BEGIN

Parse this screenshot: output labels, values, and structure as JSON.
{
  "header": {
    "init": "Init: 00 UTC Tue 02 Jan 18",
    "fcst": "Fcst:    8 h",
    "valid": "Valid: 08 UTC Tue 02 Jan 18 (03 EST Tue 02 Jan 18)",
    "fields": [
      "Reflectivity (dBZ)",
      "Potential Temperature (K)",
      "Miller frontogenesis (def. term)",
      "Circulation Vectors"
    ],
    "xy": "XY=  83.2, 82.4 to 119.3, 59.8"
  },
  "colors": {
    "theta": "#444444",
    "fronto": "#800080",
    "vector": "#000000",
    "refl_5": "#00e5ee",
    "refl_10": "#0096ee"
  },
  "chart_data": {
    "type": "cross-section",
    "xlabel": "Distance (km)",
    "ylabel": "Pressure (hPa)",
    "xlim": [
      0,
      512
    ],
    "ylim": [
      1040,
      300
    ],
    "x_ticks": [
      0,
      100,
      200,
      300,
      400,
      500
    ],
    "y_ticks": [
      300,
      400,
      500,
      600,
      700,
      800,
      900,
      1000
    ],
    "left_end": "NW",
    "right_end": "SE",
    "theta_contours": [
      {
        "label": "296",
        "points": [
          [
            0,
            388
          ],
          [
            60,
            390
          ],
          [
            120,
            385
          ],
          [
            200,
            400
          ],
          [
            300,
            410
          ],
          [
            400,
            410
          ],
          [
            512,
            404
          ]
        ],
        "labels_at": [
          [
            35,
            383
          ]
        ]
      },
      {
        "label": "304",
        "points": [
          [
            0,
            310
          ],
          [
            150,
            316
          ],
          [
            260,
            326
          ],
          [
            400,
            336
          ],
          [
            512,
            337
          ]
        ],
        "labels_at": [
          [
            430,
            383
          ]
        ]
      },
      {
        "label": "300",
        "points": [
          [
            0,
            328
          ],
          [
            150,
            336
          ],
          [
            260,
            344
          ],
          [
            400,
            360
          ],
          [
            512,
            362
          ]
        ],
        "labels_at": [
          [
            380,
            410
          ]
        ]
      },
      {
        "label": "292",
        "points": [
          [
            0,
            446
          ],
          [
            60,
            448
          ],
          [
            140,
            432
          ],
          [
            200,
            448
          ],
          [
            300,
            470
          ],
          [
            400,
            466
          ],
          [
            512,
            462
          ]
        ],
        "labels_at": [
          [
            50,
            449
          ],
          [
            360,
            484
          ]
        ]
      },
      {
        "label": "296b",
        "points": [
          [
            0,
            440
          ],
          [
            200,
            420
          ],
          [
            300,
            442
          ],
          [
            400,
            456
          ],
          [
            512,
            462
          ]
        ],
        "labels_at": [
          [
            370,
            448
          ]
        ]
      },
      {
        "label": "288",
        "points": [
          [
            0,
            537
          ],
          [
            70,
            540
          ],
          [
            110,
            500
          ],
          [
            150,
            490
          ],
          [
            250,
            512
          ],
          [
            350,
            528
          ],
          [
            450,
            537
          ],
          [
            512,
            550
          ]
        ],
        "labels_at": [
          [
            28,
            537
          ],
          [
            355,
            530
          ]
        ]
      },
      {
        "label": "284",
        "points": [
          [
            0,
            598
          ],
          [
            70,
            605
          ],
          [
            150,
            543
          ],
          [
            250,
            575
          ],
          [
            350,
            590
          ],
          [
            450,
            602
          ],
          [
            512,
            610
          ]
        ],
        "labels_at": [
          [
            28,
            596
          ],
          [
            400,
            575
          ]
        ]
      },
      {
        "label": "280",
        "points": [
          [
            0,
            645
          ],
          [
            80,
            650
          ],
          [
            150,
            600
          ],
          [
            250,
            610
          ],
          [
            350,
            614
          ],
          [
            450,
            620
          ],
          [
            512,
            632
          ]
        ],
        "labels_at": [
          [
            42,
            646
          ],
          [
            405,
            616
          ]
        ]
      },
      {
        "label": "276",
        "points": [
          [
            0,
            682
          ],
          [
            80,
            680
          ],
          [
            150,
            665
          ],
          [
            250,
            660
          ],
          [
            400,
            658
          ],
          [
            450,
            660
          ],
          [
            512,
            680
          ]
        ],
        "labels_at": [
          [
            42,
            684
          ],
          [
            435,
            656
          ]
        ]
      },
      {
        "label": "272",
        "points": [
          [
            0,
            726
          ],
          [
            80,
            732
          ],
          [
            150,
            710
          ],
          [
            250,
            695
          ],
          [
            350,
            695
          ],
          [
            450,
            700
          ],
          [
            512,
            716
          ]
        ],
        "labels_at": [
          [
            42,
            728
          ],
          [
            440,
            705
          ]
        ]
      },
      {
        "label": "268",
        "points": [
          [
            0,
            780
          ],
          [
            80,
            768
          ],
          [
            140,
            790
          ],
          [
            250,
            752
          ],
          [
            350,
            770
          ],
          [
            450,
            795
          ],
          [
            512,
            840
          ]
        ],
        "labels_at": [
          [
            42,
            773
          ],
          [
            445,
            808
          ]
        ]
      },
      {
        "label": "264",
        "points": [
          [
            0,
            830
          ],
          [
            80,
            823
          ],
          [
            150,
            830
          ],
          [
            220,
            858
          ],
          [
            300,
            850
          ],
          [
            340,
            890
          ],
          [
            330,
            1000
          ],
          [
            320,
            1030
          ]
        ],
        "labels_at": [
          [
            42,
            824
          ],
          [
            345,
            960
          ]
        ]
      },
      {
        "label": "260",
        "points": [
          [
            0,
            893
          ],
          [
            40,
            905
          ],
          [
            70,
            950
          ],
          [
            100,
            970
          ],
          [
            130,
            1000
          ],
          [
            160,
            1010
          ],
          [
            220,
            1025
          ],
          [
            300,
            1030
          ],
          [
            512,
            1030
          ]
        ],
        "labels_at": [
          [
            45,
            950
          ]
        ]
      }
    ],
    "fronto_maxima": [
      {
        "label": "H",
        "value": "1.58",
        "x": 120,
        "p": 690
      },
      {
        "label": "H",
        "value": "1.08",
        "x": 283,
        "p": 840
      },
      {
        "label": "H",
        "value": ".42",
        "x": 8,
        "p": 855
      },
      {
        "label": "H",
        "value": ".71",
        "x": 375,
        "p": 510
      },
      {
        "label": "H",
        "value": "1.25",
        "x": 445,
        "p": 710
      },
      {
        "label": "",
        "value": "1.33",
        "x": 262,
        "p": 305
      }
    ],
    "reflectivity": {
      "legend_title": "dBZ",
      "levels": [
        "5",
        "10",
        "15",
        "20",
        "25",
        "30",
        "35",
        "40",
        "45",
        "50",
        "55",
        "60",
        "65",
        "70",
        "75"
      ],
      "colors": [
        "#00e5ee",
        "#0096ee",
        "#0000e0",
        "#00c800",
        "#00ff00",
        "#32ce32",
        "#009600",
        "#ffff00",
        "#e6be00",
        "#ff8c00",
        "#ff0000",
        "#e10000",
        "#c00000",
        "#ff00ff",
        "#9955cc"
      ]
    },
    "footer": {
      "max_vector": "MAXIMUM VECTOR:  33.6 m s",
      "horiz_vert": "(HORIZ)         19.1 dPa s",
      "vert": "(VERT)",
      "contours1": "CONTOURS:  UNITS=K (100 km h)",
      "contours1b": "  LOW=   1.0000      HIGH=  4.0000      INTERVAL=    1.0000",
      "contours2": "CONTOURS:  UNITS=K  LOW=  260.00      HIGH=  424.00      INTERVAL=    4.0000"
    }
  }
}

END

> **How to complete this task**
Output all of the entries without altering a single word.

> **Result for this task**
Parse this screenshot: output labels, values, and structure as JSON.
{
  "header": {
    "init": "Init: 00 UTC Tue 02 Jan 18",
    "fcst": "Fcst:    8 h",
    "valid": "Valid: 08 UTC Tue 02 Jan 18 (03 EST Tue 02 Jan 18)",
    "fields": [
      "Reflectivity (dBZ)",
      "Potential Temperature (K)",
      "Miller frontogenesis (def. term)",
      "Circulation Vectors"
    ],
    "xy": "XY=  83.2, 82.4 to 119.3, 59.8"
  },
  "colors": {
    "theta": "#444444",
    "fronto": "#800080",
    "vector": "#000000",
    "refl_5": "#00e5ee",
    "refl_10": "#0096ee"
  },
  "chart_data": {
    "type": "cross-section",
    "xlabel": "Distance (km)",
    "ylabel": "Pressure (hPa)",
    "xlim": [
      0,
      512
    ],
    "ylim": [
      1040,
      300
    ],
    "x_ticks": [
      0,
      100,
      200,
      300,
      400,
      500
    ],
    "y_ticks": [
      300,
      400,
      500,
      600,
      700,
      800,
      900,
      1000
    ],
    "left_end": "NW",
    "right_end": "SE",
    "theta_contours": [
      {
        "label": "296",
        "points": [
          [
            0,
            388
          ],
          [
            60,
            390
          ],
          [
            120,
            385
          ],
          [
            200,
            400
          ],
          [
            300,
            410
          ],
          [
            400,
            410
          ],
          [
            512,
            404
          ]
        ],
        "labels_at": [
          [
            35,
            383
          ]
        ]
      },
      {
        "label": "304",
        "points": [
          [
            0,
            310
          ],
          [
            150,
            316
          ],
          [
            260,
            326
          ],
          [
            400,
            336
          ],
          [
            512,
            337
          ]
        ],
        "labels_at": [
          [
            430,
            383
          ]
        ]
      },
      {
        "label": "300",
        "points": [
          [
            0,
            328
          ],
          [
            150,
            336
          ],
          [
            260,
            344
          ],
          [
            400,
            360
          ],
          [
            512,
            362
          ]
        ],
        "labels_at": [
          [
            380,
            410
          ]
        ]
      },
      {
        "label": "292",
        "points": [
          [
            0,
            446
          ],
          [
            60,
            448
          ],
          [
            140,
            432
          ],
          [
            200,
            448
          ],
          [
            300,
            470
          ],
          [
            400,
            466
          ],
          [
            512,
            462
          ]
        ],
        "labels_at": [
          [
            50,
            449
          ],
          [
            360,
            484
          ]
        ]
      },
      {
        "label": "296b",
        "points": [
          [
            0,
            440
          ],
          [
            200,
            420
          ],
          [
            300,
            442
          ],
          [
            400,
            456
          ],
          [
            512,
            462
          ]
        ],
        "labels_at": [
          [
            370,
            448
          ]
        ]
      },
      {
        "label": "288",
        "points": [
          [
            0,
            537
          ],
          [
            70,
            540
          ],
          [
            110,
            500
          ],
          [
            150,
            490
          ],
          [
            250,
            512
          ],
          [
            350,
            528
          ],
          [
            450,
            537
          ],
          [
            512,
            550
          ]
        ],
        "labels_at": [
          [
            28,
            537
          ],
          [
            355,
            530
          ]
        ]
      },
      {
        "label": "284",
        "points": [
          [
            0,
            598
          ],
          [
            70,
            605
          ],
          [
            150,
            543
          ],
          [
            250,
            575
          ],
          [
            350,
            590
          ],
          [
            450,
            602
          ],
          [
            512,
            610
          ]
        ],
        "labels_at": [
          [
            28,
            596
          ],
          [
            400,
            575
          ]
        ]
      },
      {
        "label": "280",
        "points": [
          [
            0,
            645
          ],
          [
            80,
            650
          ],
          [
            150,
            600
          ],
          [
            250,
            610
          ],
          [
            350,
            614
          ],
          [
            450,
            620
          ],
          [
            512,
            632
          ]
        ],
        "labels_at": [
          [
            42,
            646
          ],
          [
            405,
            616
          ]
        ]
      },
      {
        "label": "276",
        "points": [
          [
            0,
            682
          ],
          [
            80,
            680
          ],
          [
            150,
            665
          ],
          [
            250,
            660
          ],
          [
            400,
            658
          ],
          [
            450,
            660
          ],
          [
            512,
            680
          ]
        ],
        "labels_at": [
          [
            42,
            684
          ],
          [
            435,
            656
          ]
        ]
      },
      {
        "label": "272",
        "points": [
          [
            0,
            726
          ],
          [
            80,
            732
          ],
          [
            150,
            710
          ],
          [
            250,
            695
          ],
          [
            350,
            695
          ],
          [
            450,
            700
          ],
          [
            512,
            716
          ]
        ],
        "labels_at": [
          [
            42,
            728
          ],
          [
            440,
            705
          ]
        ]
      },
      {
        "label": "268",
        "points": [
          [
            0,
            780
          ],
          [
            80,
            768
          ],
          [
            140,
            790
          ],
          [
            250,
            752
          ],
          [
            350,
            770
          ],
          [
            450,
            795
          ],
          [
            512,
            840
          ]
        ],
        "labels_at": [
          [
            42,
            773
          ],
          [
            445,
            808
          ]
        ]
      },
      {
        "label": "264",
        "points": [
          [
            0,
            830
          ],
          [
            80,
            823
          ],
          [
            150,
            830
          ],
          [
            220,
            858
          ],
          [
            300,
            850
          ],
          [
            340,
            890
          ],
          [
            330,
            1000
          ],
          [
            320,
            1030
          ]
        ],
        "labels_at": [
          [
            42,
            824
          ],
          [
            345,
            960
          ]
        ]
      },
      {
        "label": "260",
        "points": [
          [
            0,
            893
          ],
          [
            40,
            905
          ],
          [
            70,
            950
          ],
          [
            100,
            970
          ],
          [
            130,
            1000
          ],
          [
            160,
            1010
          ],
          [
            220,
            1025
          ],
          [
            300,
            1030
          ],
          [
            512,
            1030
          ]
        ],
        "labels_at": [
          [
            45,
            950
          ]
        ]
      }
    ],
    "fronto_maxima": [
      {
        "label": "H",
        "value": "1.58",
        "x": 120,
        "p": 690
      },
      {
        "label": "H",
        "value": "1.08",
        "x": 283,
        "p": 840
      },
      {
        "label": "H",
        "value": ".42",
        "x": 8,
        "p": 855
      },
      {
        "label": "H",
        "value": ".71",
        "x": 375,
        "p": 510
      },
      {
        "label": "H",
        "value": "1.25",
        "x": 445,
        "p": 710
      },
      {
        "label": "",
        "value": "1.33",
        "x": 262,
        "p": 305
      }
    ],
    "reflectivity": {
      "legend_title": "dBZ",
      "levels": [
        "5",
        "10",
        "15",
        "20",
        "25",
        "30",
        "35",
        "40",
        "45",
        "50",
        "55",
        "60",
        "65",
        "70",
        "75"
      ],
      "colors": [
        "#00e5ee",
        "#0096ee",
        "#0000e0",
        "#00c800",
        "#00ff00",
        "#32ce32",
        "#009600",
        "#ffff00",
        "#e6be00",
        "#ff8c00",
        "#ff0000",
        "#e10000",
        "#c00000",
        "#ff00ff",
        "#9955cc"
      ]
    },
    "footer": {
      "max_vector": "MAXIMUM VECTOR:  33.6 m s",
      "horiz_vert": "(HORIZ)         19.1 dPa s",
      "vert": "(VERT)",
      "contours1": "CONTOURS:  UNITS=K (100 km h)",
      "contours1b": "  LOW=   1.0000      HIGH=  4.0000      INTERVAL=    1.0000",
      "contours2": "CONTOURS:  UNITS=K  LOW=  260.00      HIGH=  424.00      INTERVAL=    4.0000"
    }
  }
}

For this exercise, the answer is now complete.